Saved entries
— start —

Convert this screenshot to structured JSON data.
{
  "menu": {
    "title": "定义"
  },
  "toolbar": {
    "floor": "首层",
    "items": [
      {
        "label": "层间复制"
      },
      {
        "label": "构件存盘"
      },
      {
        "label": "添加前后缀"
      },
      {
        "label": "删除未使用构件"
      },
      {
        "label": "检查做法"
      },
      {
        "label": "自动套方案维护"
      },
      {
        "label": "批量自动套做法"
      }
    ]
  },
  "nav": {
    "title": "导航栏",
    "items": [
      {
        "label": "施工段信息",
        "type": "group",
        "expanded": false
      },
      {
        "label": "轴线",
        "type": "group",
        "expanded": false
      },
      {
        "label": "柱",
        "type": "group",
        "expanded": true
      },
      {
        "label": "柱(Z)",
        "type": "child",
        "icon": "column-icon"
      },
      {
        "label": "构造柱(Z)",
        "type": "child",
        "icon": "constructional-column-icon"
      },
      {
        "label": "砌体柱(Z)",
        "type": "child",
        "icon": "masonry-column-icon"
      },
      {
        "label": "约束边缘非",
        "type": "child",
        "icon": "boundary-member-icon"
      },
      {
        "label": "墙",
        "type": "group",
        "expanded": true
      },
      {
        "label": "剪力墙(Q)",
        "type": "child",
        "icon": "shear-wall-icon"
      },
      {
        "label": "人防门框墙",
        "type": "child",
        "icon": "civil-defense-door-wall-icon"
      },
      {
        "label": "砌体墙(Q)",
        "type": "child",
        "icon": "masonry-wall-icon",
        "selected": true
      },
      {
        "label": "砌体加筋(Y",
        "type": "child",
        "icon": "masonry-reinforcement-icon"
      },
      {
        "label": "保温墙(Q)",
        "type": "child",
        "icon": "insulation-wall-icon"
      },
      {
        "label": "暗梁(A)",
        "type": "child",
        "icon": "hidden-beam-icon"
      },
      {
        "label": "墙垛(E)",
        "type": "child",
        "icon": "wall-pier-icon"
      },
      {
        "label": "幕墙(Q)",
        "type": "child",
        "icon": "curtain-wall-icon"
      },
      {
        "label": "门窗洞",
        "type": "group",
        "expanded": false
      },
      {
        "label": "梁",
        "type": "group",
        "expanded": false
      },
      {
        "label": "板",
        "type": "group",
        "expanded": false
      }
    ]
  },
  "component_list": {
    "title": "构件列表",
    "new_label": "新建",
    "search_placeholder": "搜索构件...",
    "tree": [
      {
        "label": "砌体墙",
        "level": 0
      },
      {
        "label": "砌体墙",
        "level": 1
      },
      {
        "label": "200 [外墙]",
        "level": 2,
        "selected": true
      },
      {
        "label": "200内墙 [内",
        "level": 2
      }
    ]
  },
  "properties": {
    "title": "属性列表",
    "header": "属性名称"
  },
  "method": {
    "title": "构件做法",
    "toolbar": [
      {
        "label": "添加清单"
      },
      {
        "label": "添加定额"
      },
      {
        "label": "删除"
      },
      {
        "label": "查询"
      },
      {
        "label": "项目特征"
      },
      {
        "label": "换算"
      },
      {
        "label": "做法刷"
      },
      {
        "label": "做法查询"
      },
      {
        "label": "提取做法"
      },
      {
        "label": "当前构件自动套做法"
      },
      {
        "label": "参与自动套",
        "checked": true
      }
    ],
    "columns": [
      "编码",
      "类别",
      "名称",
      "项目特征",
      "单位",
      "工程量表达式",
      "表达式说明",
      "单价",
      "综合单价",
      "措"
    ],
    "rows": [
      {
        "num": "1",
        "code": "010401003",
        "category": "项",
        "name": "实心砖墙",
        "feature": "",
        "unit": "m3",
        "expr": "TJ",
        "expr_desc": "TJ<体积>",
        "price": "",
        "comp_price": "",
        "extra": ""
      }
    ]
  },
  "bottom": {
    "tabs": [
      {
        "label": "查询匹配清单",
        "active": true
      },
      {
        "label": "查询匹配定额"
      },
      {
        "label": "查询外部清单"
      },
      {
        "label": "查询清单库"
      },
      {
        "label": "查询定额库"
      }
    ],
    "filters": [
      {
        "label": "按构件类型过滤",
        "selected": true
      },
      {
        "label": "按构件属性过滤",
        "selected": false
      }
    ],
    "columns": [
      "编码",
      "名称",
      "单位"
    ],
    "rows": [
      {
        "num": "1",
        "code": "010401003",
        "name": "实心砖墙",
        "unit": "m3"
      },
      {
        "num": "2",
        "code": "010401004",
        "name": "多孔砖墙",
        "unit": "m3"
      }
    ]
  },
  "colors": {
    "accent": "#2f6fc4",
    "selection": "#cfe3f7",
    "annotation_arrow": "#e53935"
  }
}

— end —

Written exercise
Would you give the material above again, complete and exact?

Correct answer
Convert this screenshot to structured JSON data.
{
  "menu": {
    "title": "定义"
  },
  "toolbar": {
    "floor": "首层",
    "items": [
      {
        "label": "层间复制"
      },
      {
        "label": "构件存盘"
      },
      {
        "label": "添加前后缀"
      },
      {
        "label": "删除未使用构件"
      },
      {
        "label": "检查做法"
      },
      {
        "label": "自动套方案维护"
      },
      {
        "label": "批量自动套做法"
      }
    ]
  },
  "nav": {
    "title": "导航栏",
    "items": [
      {
        "label": "施工段信息",
        "type": "group",
        "expanded": false
      },
      {
        "label": "轴线",
        "type": "group",
        "expanded": false
      },
      {
        "label": "柱",
        "type": "group",
        "expanded": true
      },
      {
        "label": "柱(Z)",
        "type": "child",
        "icon": "column-icon"
      },
      {
        "label": "构造柱(Z)",
        "type": "child",
        "icon": "constructional-column-icon"
      },
      {
        "label": "砌体柱(Z)",
        "type": "child",
        "icon": "masonry-column-icon"
      },
      {
        "label": "约束边缘非",
        "type": "child",
        "icon": "boundary-member-icon"
      },
      {
        "label": "墙",
        "type": "group",
        "expanded": true
      },
      {
        "label": "剪力墙(Q)",
        "type": "child",
        "icon": "shear-wall-icon"
      },
      {
        "label": "人防门框墙",
        "type": "child",
        "icon": "civil-defense-door-wall-icon"
      },
      {
        "label": "砌体墙(Q)",
        "type": "child",
        "icon": "masonry-wall-icon",
        "selected": true
      },
      {
        "label": "砌体加筋(Y",
        "type": "child",
        "icon": "masonry-reinforcement-icon"
      },
      {
        "label": "保温墙(Q)",
        "type": "child",
        "icon": "insulation-wall-icon"
      },
      {
        "label": "暗梁(A)",
        "type": "child",
        "icon": "hidden-beam-icon"
      },
      {
        "label": "墙垛(E)",
        "type": "child",
        "icon": "wall-pier-icon"
      },
      {
        "label": "幕墙(Q)",
        "type": "child",
        "icon": "curtain-wall-icon"
      },
      {
        "label": "门窗洞",
        "type": "group",
        "expanded": false
      },
      {
        "label": "梁",
        "type": "group",
        "expanded": false
      },
      {
        "label": "板",
        "type": "group",
        "expanded": false
      }
    ]
  },
  "component_list": {
    "title": "构件列表",
    "new_label": "新建",
    "search_placeholder": "搜索构件...",
    "tree": [
      {
        "label": "砌体墙",
        "level": 0
      },
      {
        "label": "砌体墙",
        "level": 1
      },
      {
        "label": "200 [外墙]",
        "level": 2,
        "selected": true
      },
      {
        "label": "200内墙 [内",
        "level": 2
      }
    ]
  },
  "properties": {
    "title": "属性列表",
    "header": "属性名称"
  },
  "method": {
    "title": "构件做法",
    "toolbar": [
      {
        "label": "添加清单"
      },
      {
        "label": "添加定额"
      },
      {
        "label": "删除"
      },
      {
        "label": "查询"
      },
      {
        "label": "项目特征"
      },
      {
        "label": "换算"
      },
      {
        "label": "做法刷"
      },
      {
        "label": "做法查询"
      },
      {
        "label": "提取做法"
      },
      {
        "label": "当前构件自动套做法"
      },
      {
        "label": "参与自动套",
        "checked": true
      }
    ],
    "columns": [
      "编码",
      "类别",
      "名称",
      "项目特征",
      "单位",
      "工程量表达式",
      "表达式说明",
      "单价",
      "综合单价",
      "措"
    ],
    "rows": [
      {
        "num": "1",
        "code": "010401003",
        "category": "项",
        "name": "实心砖墙",
        "feature": "",
        "unit": "m3",
        "expr": "TJ",
        "expr_desc": "TJ<体积>",
        "price": "",
        "comp_price": "",
        "extra": ""
      }
    ]
  },
  "bottom": {
    "tabs": [
      {
        "label": "查询匹配清单",
        "active": true
      },
      {
        "label": "查询匹配定额"
      },
      {
        "label": "查询外部清单"
      },
      {
        "label": "查询清单库"
      },
      {
        "label": "查询定额库"
      }
    ],
    "filters": [
      {
        "label": "按构件类型过滤",
        "selected": true
      },
      {
        "label": "按构件属性过滤",
        "selected": false
      }
    ],
    "columns": [
      "编码",
      "名称",
      "单位"
    ],
    "rows": [
      {
        "num": "1",
        "code": "010401003",
        "name": "实心砖墙",
        "unit": "m3"
      },
      {
        "num": "2",
        "code": "010401004",
        "name": "多孔砖墙",
        "unit": "m3"
      }
    ]
  },
  "colors": {
    "accent": "#2f6fc4",
    "selection": "#cfe3f7",
    "annotation_arrow": "#e53935"
  }
}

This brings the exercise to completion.